### EXTRAIT DU DOCUMENT

« On ne choisit pas les artistes qui ont le droit de monter sur scène en fonction de leurs opinions, de leur religion ou des combats qu’on leur prête. En France, ce ne sont pas les intimidations politiques qui doivent faire la programmation culturelle », a-t-il ajouté.

La DJ Barbara Butch va porter plainte contre LFI pour provocation à la haine et à la violence : « Je suis toujours en état de choc »

« Importer des conflits géopolitiques pour intimider une artiste(…) est une dérive démocratique majeure et préoccupante, » a renchéri le vice-président LR de la métropole d’Amiens Pierre Savreux.

Barbara Butch, militante queer, est la cible d’attaques régulières sur son orientation sexuelle ou son poids depuis qu’elle a été l’un des visages de la cérémonie d’ouverture des Jeux olympiques de Paris en 2024.

Son concert à Grenoble le 18 juillet, cible d’un appel au boycott notamment de la part de l’antenne grenobloise de La France insoumise, avait été interrompu au bout d’une vingtaine de minutes par des « jets de projectiles », selon la mairie de Grenoble qui a annoncé porter plainte.

### CONSIGNES À SUIVRE
a) Reproduisez fidèlement le passage de l'extrait sur Barbara Butch allant de « Son concert à » jusqu'à « annoncé porter plainte. » inclus.
b) D'après l'extrait, au bout de combien de temps le concert de Barbara Butch à Grenoble a-t-il été interrompu ?
Appuyez-vous uniquement sur l'extrait pour répondre.

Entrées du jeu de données
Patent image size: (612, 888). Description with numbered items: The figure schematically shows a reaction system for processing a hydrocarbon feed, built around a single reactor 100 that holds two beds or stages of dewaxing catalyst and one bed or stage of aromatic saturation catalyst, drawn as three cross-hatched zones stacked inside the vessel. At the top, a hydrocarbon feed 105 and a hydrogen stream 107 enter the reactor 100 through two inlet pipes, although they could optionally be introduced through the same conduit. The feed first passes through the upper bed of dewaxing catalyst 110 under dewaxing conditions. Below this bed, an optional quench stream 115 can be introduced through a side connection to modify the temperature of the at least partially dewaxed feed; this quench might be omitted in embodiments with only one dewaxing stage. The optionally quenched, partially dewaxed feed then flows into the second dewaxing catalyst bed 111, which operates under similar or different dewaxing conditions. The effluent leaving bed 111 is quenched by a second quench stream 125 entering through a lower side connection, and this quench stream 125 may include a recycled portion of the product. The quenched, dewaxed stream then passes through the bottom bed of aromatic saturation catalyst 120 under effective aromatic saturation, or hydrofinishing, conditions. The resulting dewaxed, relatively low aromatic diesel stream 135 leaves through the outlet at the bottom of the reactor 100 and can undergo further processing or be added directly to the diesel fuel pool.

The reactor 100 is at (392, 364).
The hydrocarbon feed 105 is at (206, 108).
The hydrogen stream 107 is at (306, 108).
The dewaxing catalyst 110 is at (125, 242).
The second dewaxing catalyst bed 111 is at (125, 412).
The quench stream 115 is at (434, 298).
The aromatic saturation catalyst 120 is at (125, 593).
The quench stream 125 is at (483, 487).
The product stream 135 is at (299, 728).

### CORRIGÉ DES EXERCICES
a)
Son concert à Grenoble le 18 juillet, cible d’un appel au boycott notamment de la part de l’antenne grenobloise de La France insoumise, avait été interrompu au bout d’une vingtaine de minutes par des « jets de projectiles », selon la mairie de Grenoble qui a annoncé porter plainte.

b) Au bout d'une vingtaine de minutes.